EXERCISE BRIEF: Retype the rows exactly as they appear, starting with the first row and continuing through the row that contains "legend-label-exact: exact [755, 51, 793, 67]", with both included.

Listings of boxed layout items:
————————

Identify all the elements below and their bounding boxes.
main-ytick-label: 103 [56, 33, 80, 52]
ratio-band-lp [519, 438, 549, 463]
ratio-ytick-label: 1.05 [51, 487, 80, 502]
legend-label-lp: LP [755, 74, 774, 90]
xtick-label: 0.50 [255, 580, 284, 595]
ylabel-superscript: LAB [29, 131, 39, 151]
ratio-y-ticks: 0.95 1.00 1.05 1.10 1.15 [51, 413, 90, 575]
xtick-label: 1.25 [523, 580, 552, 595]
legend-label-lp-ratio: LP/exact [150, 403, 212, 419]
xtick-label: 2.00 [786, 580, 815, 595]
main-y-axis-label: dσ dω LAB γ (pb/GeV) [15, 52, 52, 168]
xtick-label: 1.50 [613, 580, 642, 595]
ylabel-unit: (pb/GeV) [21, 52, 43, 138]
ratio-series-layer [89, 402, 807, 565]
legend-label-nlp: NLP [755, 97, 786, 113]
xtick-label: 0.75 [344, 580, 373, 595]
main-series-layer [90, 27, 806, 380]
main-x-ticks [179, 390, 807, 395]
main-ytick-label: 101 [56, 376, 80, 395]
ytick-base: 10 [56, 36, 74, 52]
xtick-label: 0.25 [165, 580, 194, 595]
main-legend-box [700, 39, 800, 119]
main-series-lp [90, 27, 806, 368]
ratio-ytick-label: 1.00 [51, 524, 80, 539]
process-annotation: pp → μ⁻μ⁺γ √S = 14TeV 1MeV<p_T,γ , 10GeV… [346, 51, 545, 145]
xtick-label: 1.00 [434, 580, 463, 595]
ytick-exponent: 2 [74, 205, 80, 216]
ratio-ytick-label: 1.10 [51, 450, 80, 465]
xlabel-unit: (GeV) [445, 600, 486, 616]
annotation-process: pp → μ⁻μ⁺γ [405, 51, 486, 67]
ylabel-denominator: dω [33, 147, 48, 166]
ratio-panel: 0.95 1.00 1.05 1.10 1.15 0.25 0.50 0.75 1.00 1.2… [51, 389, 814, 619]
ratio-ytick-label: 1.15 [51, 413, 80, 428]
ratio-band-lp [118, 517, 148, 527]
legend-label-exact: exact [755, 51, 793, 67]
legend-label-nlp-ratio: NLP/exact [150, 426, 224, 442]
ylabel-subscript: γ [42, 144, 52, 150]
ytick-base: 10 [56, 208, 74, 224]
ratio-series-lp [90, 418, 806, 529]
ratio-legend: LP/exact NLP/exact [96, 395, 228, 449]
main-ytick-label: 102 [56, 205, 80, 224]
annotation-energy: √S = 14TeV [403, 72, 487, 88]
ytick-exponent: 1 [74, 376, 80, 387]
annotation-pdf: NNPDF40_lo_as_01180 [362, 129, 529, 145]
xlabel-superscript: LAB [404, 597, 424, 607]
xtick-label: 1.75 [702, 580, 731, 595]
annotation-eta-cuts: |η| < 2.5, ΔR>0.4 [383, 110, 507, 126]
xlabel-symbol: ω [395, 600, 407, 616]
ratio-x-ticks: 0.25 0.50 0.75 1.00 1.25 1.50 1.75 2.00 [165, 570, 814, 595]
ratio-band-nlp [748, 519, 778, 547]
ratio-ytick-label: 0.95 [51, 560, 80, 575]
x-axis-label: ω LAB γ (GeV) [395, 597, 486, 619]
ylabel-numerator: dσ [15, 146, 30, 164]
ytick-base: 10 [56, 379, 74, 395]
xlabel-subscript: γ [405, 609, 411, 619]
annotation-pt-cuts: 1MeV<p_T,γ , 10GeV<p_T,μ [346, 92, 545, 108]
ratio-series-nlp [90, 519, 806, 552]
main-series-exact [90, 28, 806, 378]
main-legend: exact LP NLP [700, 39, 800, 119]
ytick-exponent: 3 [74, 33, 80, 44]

————————

COMPLETE OUTPUT:
Identify all the elements below and their bounding boxes.
main-ytick-label: 103 [56, 33, 80, 52]
ratio-band-lp [519, 438, 549, 463]
ratio-ytick-label: 1.05 [51, 487, 80, 502]
legend-label-lp: LP [755, 74, 774, 90]
xtick-label: 0.50 [255, 580, 284, 595]
ylabel-superscript: LAB [29, 131, 39, 151]
ratio-y-ticks: 0.95 1.00 1.05 1.10 1.15 [51, 413, 90, 575]
xtick-label: 1.25 [523, 580, 552, 595]
legend-label-lp-ratio: LP/exact [150, 403, 212, 419]
xtick-label: 2.00 [786, 580, 815, 595]
main-y-axis-label: dσ dω LAB γ (pb/GeV) [15, 52, 52, 168]
xtick-label: 1.50 [613, 580, 642, 595]
ylabel-unit: (pb/GeV) [21, 52, 43, 138]
ratio-series-layer [89, 402, 807, 565]
legend-label-nlp: NLP [755, 97, 786, 113]
xtick-label: 0.75 [344, 580, 373, 595]
main-series-layer [90, 27, 806, 380]
main-x-ticks [179, 390, 807, 395]
main-ytick-label: 101 [56, 376, 80, 395]
ytick-base: 10 [56, 36, 74, 52]
xtick-label: 0.25 [165, 580, 194, 595]
main-legend-box [700, 39, 800, 119]
main-series-lp [90, 27, 806, 368]
ratio-ytick-label: 1.00 [51, 524, 80, 539]
process-annotation: pp → μ⁻μ⁺γ √S = 14TeV 1MeV<p_T,γ , 10GeV… [346, 51, 545, 145]
xtick-label: 1.00 [434, 580, 463, 595]
ytick-exponent: 2 [74, 205, 80, 216]
ratio-ytick-label: 1.10 [51, 450, 80, 465]
xlabel-unit: (GeV) [445, 600, 486, 616]
annotation-process: pp → μ⁻μ⁺γ [405, 51, 486, 67]
ylabel-denominator: dω [33, 147, 48, 166]
ratio-panel: 0.95 1.00 1.05 1.10 1.15 0.25 0.50 0.75 1.00 1.2… [51, 389, 814, 619]
ratio-ytick-label: 1.15 [51, 413, 80, 428]
ratio-band-lp [118, 517, 148, 527]
legend-label-exact: exact [755, 51, 793, 67]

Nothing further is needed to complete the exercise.